Every line below is to be copied exactly, with the pictures left out.

-- start Records supplied --

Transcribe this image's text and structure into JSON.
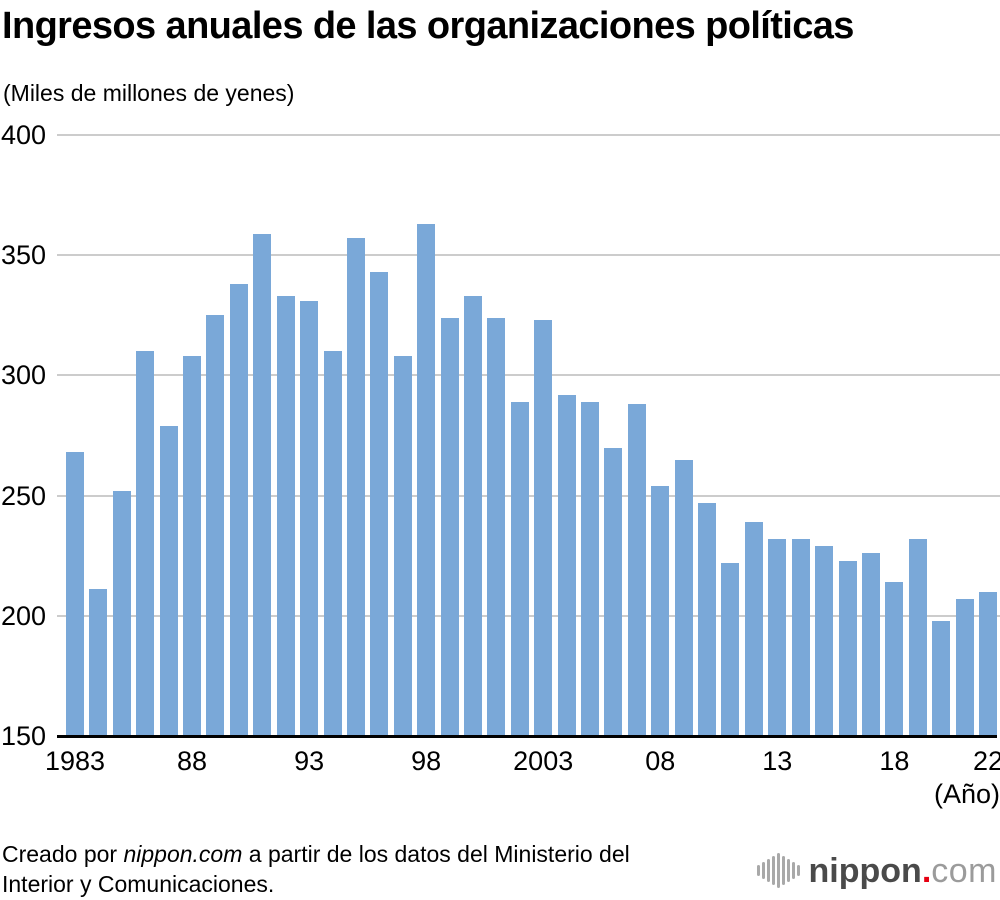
{
  "header": {
    "title": "Ingresos anuales de las organizaciones políticas",
    "subtitle": "(Miles de millones de yenes)"
  },
  "chart_data": {
    "type": "bar",
    "title": "Ingresos anuales de las organizaciones políticas",
    "ylabel": "(Miles de millones de yenes)",
    "xlabel": "(Año)",
    "ylim": [
      150,
      400
    ],
    "yticks": [
      400,
      350,
      300,
      250,
      200,
      150
    ],
    "grid": "horizontal",
    "legend_position": "none",
    "bar_color": "#7aa8d8",
    "grid_color": "#cccccc",
    "axis_color": "#000000",
    "categories": [
      1983,
      1984,
      1985,
      1986,
      1987,
      1988,
      1989,
      1990,
      1991,
      1992,
      1993,
      1994,
      1995,
      1996,
      1997,
      1998,
      1999,
      2000,
      2001,
      2002,
      2003,
      2004,
      2005,
      2006,
      2007,
      2008,
      2009,
      2010,
      2011,
      2012,
      2013,
      2014,
      2015,
      2016,
      2017,
      2018,
      2019,
      2020,
      2021,
      2022
    ],
    "values": [
      268,
      211,
      252,
      310,
      279,
      308,
      325,
      338,
      359,
      333,
      331,
      310,
      357,
      343,
      308,
      363,
      324,
      333,
      324,
      289,
      323,
      292,
      289,
      270,
      288,
      254,
      265,
      247,
      222,
      239,
      232,
      232,
      229,
      223,
      226,
      214,
      232,
      198,
      207,
      210
    ],
    "xticks": [
      {
        "index": 0,
        "label": "1983"
      },
      {
        "index": 5,
        "label": "88"
      },
      {
        "index": 10,
        "label": "93"
      },
      {
        "index": 15,
        "label": "98"
      },
      {
        "index": 20,
        "label": "2003"
      },
      {
        "index": 25,
        "label": "08"
      },
      {
        "index": 30,
        "label": "13"
      },
      {
        "index": 35,
        "label": "18"
      },
      {
        "index": 39,
        "label": "22"
      }
    ]
  },
  "footer": {
    "line1_prefix": "Creado por ",
    "line1_source": "nippon.com",
    "line1_suffix": " a partir de los datos del Ministerio del",
    "line2": "Interior y Comunicaciones."
  },
  "logo": {
    "brand": "nippon",
    "dot": ".",
    "tld": "com",
    "colors": {
      "brand": "#4a4a4a",
      "dot": "#e60012",
      "tld": "#9b9b9b",
      "icon": "#a9a9a9"
    },
    "wave_heights": [
      11,
      17,
      23,
      29,
      35,
      29,
      23,
      17,
      11
    ]
  }
}
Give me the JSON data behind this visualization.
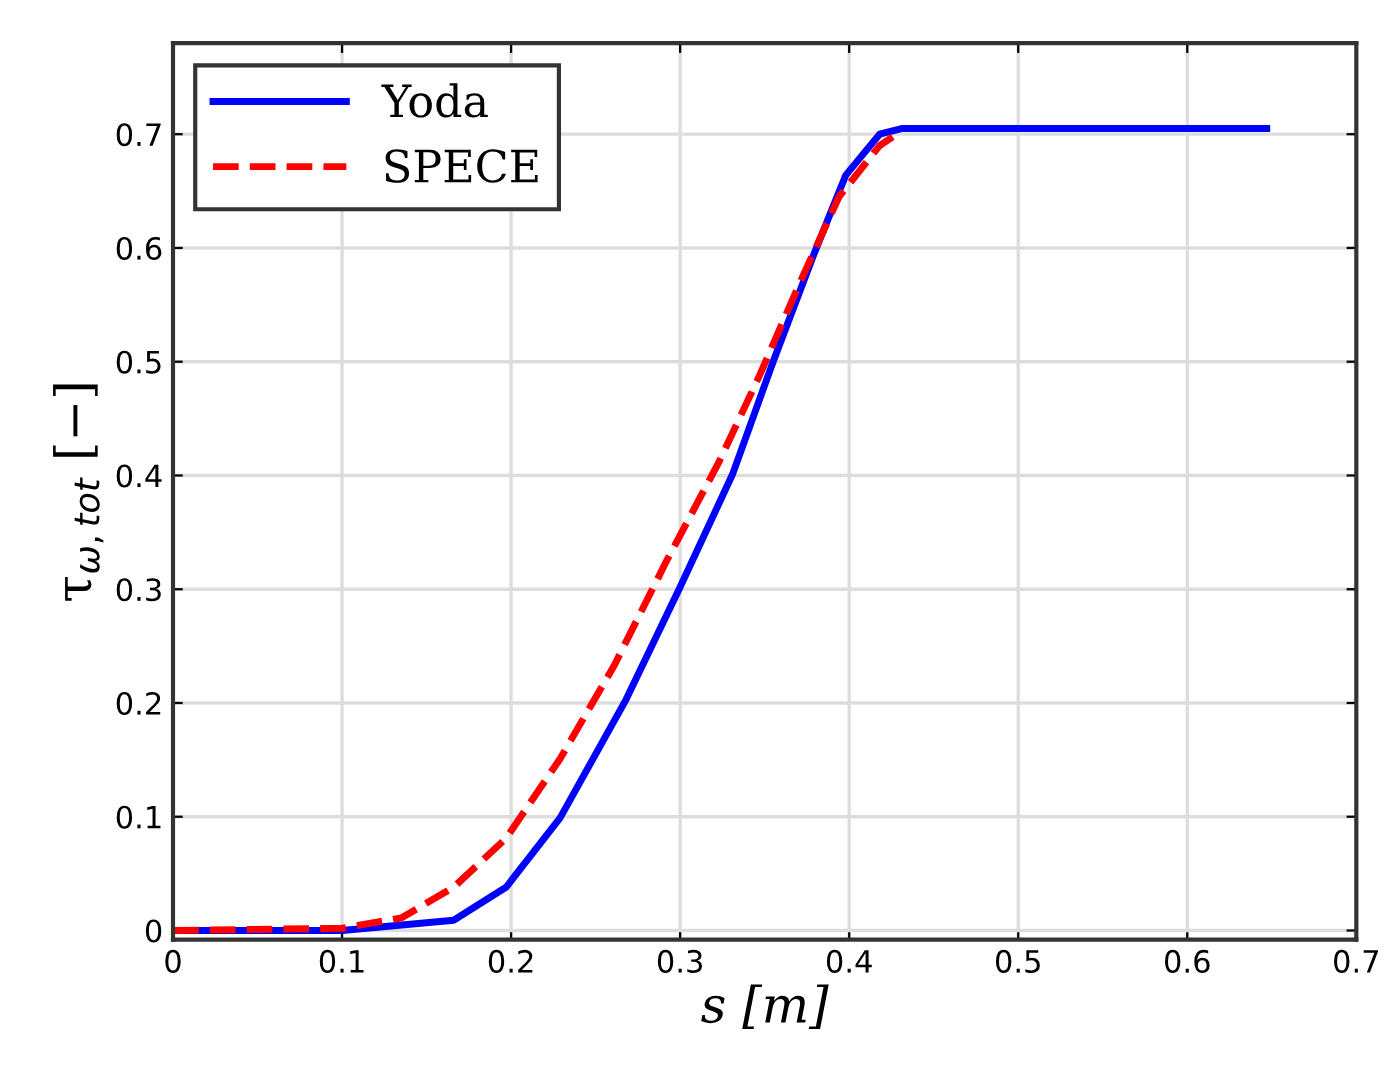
{
  "chart_data": {
    "type": "line",
    "xlabel": "s [m]",
    "ylabel": "τ$_{ω,tot}$ [−]",
    "series": [
      {
        "name": "Yoda",
        "color": "#0000ff",
        "line_style": "solid",
        "x": [
          0,
          0.1,
          0.166,
          0.197,
          0.229,
          0.268,
          0.3,
          0.331,
          0.355,
          0.379,
          0.398,
          0.418,
          0.431,
          0.647
        ],
        "values": [
          0,
          0,
          0.009,
          0.038,
          0.099,
          0.203,
          0.302,
          0.401,
          0.5,
          0.594,
          0.664,
          0.7,
          0.705,
          0.705
        ]
      },
      {
        "name": "SPECE",
        "color": "#ff0000",
        "line_style": "dashed",
        "x": [
          0,
          0.1,
          0.135,
          0.166,
          0.197,
          0.229,
          0.261,
          0.292,
          0.323,
          0.347,
          0.371,
          0.394,
          0.418,
          0.43
        ],
        "values": [
          0,
          0.002,
          0.011,
          0.038,
          0.081,
          0.151,
          0.233,
          0.325,
          0.412,
          0.488,
          0.57,
          0.645,
          0.69,
          0.702
        ]
      }
    ],
    "xlim": [
      0,
      0.7
    ],
    "xticks": [
      0,
      0.1,
      0.2,
      0.3,
      0.4,
      0.5,
      0.6,
      0.7
    ],
    "ylim": [
      -0.008,
      0.78
    ],
    "yticks": [
      0,
      0.1,
      0.2,
      0.3,
      0.4,
      0.5,
      0.6,
      0.7
    ],
    "grid": true,
    "legend": "top left"
  }
}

-- end Records supplied --

Task solution:
Transcribe this image's text and structure into JSON.
{
  "header": {
    "title": "Ingresos anuales de las organizaciones políticas",
    "subtitle": "(Miles de millones de yenes)"
  },
  "chart_data": {
    "type": "bar",
    "title": "Ingresos anuales de las organizaciones políticas",
    "ylabel": "(Miles de millones de yenes)",
    "xlabel": "(Año)",
    "ylim": [
      150,
      400
    ],
    "yticks": [
      400,
      350,
      300,
      250,
      200,
      150
    ],
    "grid": "horizontal",
    "legend_position": "none",
    "bar_color": "#7aa8d8",
    "grid_color": "#cccccc",
    "axis_color": "#000000",
    "categories": [
      1983,
      1984,
      1985,
      1986,
      1987,
      1988,
      1989,
      1990,
      1991,
      1992,
      1993,
      1994,
      1995,
      1996,
      1997,
      1998,
      1999,
      2000,
      2001,
      2002,
      2003,
      2004,
      2005,
      2006,
      2007,
      2008,
      2009,
      2010,
      2011,
      2012,
      2013,
      2014,
      2015,
      2016,
      2017,
      2018,
      2019,
      2020,
      2021,
      2022
    ],
    "values": [
      268,
      211,
      252,
      310,
      279,
      308,
      325,
      338,
      359,
      333,
      331,
      310,
      357,
      343,
      308,
      363,
      324,
      333,
      324,
      289,
      323,
      292,
      289,
      270,
      288,
      254,
      265,
      247,
      222,
      239,
      232,
      232,
      229,
      223,
      226,
      214,
      232,
      198,
      207,
      210
    ],
    "xticks": [
      {
        "index": 0,
        "label": "1983"
      },
      {
        "index": 5,
        "label": "88"
      },
      {
        "index": 10,
        "label": "93"
      },
      {
        "index": 15,
        "label": "98"
      },
      {
        "index": 20,
        "label": "2003"
      },
      {
        "index": 25,
        "label": "08"
      },
      {
        "index": 30,
        "label": "13"
      },
      {
        "index": 35,
        "label": "18"
      },
      {
        "index": 39,
        "label": "22"
      }
    ]
  },
  "footer": {
    "line1_prefix": "Creado por ",
    "line1_source": "nippon.com",
    "line1_suffix": " a partir de los datos del Ministerio del",
    "line2": "Interior y Comunicaciones."
  },
  "logo": {
    "brand": "nippon",
    "dot": ".",
    "tld": "com",
    "colors": {
      "brand": "#4a4a4a",
      "dot": "#e60012",
      "tld": "#9b9b9b",
      "icon": "#a9a9a9"
    },
    "wave_heights": [
      11,
      17,
      23,
      29,
      35,
      29,
      23,
      17,
      11
    ]
  }
}
Give me the JSON data behind this visualization.
{
  "chart_data": {
    "type": "line",
    "xlabel": "s [m]",
    "ylabel": "τ$_{ω,tot}$ [−]",
    "series": [
      {
        "name": "Yoda",
        "color": "#0000ff",
        "line_style": "solid",
        "x": [
          0,
          0.1,
          0.166,
          0.197,
          0.229,
          0.268,
          0.3,
          0.331,
          0.355,
          0.379,
          0.398,
          0.418,
          0.431,
          0.647
        ],
        "values": [
          0,
          0,
          0.009,
          0.038,
          0.099,
          0.203,
          0.302,
          0.401,
          0.5,
          0.594,
          0.664,
          0.7,
          0.705,
          0.705
        ]
      },
      {
        "name": "SPECE",
        "color": "#ff0000",
        "line_style": "dashed",
        "x": [
          0,
          0.1,
          0.135,
          0.166,
          0.197,
          0.229,
          0.261,
          0.292,
          0.323,
          0.347,
          0.371,
          0.394,
          0.418,
          0.43
        ],
        "values": [
          0,
          0.002,
          0.011,
          0.038,
          0.081,
          0.151,
          0.233,
          0.325,
          0.412,
          0.488,
          0.57,
          0.645,
          0.69,
          0.702
        ]
      }
    ],
    "xlim": [
      0,
      0.7
    ],
    "xticks": [
      0,
      0.1,
      0.2,
      0.3,
      0.4,
      0.5,
      0.6,
      0.7
    ],
    "ylim": [
      -0.008,
      0.78
    ],
    "yticks": [
      0,
      0.1,
      0.2,
      0.3,
      0.4,
      0.5,
      0.6,
      0.7
    ],
    "grid": true,
    "legend": "top left"
  }
}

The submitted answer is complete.